#### EXERCISE MATERIAL
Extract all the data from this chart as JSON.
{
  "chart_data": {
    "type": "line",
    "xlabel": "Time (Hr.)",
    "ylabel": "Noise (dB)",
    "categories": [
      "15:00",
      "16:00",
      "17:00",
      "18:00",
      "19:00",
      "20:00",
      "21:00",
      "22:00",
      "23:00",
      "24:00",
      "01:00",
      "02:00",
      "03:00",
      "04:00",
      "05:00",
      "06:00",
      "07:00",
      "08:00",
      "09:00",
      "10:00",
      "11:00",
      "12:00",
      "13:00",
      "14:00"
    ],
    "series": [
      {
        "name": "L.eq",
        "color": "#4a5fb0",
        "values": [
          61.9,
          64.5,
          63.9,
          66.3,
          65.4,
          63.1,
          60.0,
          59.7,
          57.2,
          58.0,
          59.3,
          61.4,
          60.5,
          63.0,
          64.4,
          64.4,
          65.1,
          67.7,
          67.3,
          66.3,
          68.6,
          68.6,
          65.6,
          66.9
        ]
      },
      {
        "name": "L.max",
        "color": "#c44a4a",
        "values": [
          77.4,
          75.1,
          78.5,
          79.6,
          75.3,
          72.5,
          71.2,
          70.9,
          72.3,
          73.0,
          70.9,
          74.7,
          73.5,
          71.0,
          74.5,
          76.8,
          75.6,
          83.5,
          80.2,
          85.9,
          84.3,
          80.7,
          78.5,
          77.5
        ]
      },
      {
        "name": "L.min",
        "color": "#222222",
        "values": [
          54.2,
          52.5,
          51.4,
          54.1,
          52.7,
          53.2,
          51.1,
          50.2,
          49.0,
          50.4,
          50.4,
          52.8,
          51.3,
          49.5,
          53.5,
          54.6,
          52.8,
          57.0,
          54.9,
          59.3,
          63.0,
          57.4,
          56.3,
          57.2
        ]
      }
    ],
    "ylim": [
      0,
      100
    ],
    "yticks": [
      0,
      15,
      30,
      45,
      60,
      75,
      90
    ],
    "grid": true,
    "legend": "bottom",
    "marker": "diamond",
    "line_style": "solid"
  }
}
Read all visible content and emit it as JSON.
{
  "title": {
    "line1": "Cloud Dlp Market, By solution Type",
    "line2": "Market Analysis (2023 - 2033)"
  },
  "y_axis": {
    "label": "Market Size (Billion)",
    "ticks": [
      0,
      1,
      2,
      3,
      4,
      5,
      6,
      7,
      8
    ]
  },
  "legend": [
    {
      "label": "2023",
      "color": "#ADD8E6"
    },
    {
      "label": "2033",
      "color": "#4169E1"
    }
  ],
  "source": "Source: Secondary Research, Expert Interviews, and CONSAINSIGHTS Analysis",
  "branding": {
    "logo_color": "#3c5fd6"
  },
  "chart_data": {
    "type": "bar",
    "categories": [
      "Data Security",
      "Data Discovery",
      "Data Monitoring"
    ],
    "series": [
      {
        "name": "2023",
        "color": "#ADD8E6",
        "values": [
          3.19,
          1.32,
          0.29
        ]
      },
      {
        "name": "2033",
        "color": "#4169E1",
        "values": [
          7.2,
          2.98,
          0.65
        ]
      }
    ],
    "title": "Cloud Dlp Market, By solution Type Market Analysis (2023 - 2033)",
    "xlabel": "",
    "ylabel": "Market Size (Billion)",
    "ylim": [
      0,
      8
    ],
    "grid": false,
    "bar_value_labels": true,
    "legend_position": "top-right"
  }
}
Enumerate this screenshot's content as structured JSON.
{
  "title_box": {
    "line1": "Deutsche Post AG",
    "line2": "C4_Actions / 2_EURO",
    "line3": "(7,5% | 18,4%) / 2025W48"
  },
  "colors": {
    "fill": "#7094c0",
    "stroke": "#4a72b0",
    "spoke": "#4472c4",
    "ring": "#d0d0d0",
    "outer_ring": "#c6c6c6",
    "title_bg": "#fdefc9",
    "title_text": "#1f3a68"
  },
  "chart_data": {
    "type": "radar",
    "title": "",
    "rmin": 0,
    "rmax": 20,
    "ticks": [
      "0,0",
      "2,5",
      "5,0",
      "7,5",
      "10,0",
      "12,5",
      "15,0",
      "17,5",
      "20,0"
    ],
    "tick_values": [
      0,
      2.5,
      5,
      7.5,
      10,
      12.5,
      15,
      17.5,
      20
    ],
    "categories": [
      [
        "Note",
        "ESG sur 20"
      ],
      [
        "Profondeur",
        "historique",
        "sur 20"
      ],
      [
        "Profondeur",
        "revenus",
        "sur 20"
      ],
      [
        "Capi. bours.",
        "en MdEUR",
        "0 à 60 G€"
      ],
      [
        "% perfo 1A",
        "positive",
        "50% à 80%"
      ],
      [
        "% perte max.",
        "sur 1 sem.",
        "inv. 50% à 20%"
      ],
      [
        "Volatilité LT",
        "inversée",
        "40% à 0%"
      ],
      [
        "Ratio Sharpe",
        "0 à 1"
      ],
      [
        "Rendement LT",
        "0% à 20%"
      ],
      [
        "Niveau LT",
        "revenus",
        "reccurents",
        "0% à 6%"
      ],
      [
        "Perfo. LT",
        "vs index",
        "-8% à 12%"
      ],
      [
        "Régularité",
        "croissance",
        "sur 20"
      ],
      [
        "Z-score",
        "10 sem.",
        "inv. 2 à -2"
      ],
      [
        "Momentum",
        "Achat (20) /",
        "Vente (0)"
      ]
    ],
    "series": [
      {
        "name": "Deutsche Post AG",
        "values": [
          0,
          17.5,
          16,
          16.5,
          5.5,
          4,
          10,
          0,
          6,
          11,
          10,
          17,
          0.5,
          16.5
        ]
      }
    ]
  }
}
########
WHAT IS EXPECTED: Check each line of the material above for "Market" and say how many lines contain it, giving the number alone.

SOLUTION BELOW: 5